───── Provided records ─────

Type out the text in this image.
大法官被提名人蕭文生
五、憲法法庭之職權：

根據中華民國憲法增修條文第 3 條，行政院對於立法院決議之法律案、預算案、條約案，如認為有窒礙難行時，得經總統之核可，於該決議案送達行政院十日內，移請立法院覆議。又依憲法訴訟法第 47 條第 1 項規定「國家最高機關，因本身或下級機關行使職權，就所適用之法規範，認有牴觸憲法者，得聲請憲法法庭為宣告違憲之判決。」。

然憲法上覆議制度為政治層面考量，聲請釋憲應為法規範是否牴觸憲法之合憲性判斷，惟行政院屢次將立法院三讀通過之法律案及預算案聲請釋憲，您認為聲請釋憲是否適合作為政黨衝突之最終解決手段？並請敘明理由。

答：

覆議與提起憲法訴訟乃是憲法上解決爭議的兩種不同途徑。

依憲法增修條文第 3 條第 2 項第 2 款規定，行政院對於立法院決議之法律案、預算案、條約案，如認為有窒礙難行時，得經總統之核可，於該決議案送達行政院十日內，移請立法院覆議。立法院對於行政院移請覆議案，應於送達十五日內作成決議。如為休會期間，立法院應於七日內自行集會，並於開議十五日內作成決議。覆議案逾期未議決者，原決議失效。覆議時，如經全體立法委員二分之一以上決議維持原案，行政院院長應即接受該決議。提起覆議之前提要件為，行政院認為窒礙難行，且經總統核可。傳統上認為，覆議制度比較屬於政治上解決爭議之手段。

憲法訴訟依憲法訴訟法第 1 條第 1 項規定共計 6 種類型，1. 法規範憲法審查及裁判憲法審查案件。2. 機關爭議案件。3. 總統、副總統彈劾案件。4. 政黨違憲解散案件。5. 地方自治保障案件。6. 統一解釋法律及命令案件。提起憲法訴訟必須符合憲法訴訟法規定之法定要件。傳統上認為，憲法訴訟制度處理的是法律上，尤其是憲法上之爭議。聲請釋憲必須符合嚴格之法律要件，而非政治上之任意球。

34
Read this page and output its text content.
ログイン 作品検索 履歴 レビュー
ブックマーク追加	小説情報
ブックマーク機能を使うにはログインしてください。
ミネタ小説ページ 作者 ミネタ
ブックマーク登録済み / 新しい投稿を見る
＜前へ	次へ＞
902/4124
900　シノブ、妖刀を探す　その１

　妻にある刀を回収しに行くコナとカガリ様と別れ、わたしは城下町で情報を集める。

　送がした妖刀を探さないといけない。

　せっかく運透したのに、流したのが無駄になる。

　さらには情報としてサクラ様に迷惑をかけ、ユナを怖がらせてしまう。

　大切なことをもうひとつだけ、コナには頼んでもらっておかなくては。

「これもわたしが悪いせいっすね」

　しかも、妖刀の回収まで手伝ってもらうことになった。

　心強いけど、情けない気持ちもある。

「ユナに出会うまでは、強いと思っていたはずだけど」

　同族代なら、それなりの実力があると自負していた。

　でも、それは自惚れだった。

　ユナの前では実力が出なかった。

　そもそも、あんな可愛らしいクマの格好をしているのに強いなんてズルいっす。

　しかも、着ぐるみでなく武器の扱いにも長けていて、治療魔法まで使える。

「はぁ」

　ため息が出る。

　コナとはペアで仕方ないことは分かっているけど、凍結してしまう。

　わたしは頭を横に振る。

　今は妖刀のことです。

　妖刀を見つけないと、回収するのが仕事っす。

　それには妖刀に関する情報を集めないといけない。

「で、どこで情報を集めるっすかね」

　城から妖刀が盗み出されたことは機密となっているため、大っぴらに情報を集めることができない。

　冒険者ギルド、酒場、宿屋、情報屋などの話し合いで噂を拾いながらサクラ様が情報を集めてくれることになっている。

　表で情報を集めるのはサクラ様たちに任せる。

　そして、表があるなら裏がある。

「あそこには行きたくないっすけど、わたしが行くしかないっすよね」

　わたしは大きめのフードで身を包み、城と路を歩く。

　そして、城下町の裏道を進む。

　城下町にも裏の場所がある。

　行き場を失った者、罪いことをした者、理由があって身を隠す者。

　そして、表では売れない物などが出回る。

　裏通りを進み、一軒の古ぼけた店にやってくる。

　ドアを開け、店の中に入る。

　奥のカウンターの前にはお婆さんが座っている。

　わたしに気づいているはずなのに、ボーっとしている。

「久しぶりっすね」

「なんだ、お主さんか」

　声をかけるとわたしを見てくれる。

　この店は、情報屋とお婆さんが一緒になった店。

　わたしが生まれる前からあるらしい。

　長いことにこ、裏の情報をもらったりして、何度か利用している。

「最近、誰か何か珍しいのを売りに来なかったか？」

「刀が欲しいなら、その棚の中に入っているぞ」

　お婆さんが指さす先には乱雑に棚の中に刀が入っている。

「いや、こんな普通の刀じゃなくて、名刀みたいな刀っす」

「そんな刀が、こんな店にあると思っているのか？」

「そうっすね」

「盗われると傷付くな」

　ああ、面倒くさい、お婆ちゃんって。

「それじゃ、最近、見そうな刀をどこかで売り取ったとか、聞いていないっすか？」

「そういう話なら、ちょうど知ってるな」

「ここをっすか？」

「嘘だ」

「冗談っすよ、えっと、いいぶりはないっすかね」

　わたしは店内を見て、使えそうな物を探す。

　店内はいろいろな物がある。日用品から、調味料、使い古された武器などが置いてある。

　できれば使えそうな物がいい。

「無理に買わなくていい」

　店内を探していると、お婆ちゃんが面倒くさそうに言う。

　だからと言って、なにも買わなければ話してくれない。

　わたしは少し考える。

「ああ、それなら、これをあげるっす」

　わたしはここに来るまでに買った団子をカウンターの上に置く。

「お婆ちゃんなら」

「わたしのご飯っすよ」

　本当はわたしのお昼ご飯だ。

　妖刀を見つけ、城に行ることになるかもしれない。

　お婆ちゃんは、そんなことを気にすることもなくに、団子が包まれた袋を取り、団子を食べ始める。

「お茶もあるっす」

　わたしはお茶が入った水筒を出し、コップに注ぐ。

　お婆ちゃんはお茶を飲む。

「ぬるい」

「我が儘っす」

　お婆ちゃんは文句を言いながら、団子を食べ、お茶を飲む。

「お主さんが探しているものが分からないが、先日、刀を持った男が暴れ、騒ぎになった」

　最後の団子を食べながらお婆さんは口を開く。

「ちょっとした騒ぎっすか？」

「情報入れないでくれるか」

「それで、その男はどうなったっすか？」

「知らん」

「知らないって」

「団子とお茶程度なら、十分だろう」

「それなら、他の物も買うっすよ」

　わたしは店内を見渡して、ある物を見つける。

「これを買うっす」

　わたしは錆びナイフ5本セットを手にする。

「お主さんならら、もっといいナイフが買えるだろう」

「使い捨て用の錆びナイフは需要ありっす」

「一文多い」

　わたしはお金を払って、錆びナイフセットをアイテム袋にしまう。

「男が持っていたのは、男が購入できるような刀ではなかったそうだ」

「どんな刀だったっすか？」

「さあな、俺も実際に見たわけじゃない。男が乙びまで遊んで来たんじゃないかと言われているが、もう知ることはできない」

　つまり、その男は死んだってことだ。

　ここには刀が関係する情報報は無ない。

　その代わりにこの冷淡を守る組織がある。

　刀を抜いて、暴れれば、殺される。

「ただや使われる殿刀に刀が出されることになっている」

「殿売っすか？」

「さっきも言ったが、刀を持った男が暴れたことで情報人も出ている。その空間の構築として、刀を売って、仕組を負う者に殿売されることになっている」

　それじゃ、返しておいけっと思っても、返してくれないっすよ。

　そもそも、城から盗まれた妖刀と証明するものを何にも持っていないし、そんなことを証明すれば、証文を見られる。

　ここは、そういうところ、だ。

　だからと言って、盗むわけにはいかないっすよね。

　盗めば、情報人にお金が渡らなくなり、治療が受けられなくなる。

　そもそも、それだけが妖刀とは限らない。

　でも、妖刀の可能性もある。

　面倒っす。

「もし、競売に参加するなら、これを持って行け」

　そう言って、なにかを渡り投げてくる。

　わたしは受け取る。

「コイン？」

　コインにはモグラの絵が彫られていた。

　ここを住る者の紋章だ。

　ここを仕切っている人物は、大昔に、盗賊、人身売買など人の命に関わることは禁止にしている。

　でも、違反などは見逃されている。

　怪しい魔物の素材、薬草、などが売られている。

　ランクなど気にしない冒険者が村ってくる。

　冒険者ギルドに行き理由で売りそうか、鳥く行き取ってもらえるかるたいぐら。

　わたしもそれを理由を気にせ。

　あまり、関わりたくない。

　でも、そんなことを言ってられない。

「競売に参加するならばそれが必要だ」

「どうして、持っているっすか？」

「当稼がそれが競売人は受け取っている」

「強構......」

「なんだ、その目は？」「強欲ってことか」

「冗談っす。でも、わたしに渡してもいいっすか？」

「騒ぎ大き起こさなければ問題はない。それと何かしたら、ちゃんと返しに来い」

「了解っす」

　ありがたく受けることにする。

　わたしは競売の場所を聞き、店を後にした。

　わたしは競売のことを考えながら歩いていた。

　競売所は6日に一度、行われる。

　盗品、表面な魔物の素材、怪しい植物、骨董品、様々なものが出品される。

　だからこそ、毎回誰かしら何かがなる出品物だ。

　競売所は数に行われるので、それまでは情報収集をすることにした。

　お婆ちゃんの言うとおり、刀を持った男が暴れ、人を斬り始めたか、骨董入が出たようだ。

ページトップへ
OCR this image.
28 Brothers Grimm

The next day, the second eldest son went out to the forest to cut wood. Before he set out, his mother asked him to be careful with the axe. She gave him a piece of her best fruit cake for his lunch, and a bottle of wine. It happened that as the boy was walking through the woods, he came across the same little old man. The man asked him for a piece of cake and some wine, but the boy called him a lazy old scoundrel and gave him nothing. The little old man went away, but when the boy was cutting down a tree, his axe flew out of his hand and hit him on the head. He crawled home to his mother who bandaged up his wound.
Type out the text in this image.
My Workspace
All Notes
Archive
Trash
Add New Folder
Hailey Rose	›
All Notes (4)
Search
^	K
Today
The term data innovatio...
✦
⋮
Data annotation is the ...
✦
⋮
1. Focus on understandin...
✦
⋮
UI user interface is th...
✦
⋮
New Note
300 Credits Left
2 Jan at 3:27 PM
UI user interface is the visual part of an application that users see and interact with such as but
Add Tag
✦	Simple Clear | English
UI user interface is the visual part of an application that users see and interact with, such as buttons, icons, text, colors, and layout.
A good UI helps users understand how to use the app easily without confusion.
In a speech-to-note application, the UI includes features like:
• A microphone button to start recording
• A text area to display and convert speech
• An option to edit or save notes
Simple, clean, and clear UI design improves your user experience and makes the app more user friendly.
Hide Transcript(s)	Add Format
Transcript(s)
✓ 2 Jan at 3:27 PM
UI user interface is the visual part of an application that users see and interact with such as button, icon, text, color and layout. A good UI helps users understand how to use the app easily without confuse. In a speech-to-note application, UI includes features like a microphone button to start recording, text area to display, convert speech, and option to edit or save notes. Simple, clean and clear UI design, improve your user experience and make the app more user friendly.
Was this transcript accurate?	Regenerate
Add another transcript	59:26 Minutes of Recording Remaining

─────

▶ [Directive]
Select and copy every line of the listing with the word "more".

▶ [Written answer]
Simple, clean, and clear UI design improves your user experience and makes the app more user friendly.
UI user interface is the visual part of an application that users see and interact with such as button, icon, text, color and layout. A good UI helps users understand how to use the app easily without confuse. In a speech-to-note application, UI includes features like a microphone button to start recording, text area to display, convert speech, and option to edit or save notes. Simple, clean and clear UI design, improve your user experience and make the app more user friendly.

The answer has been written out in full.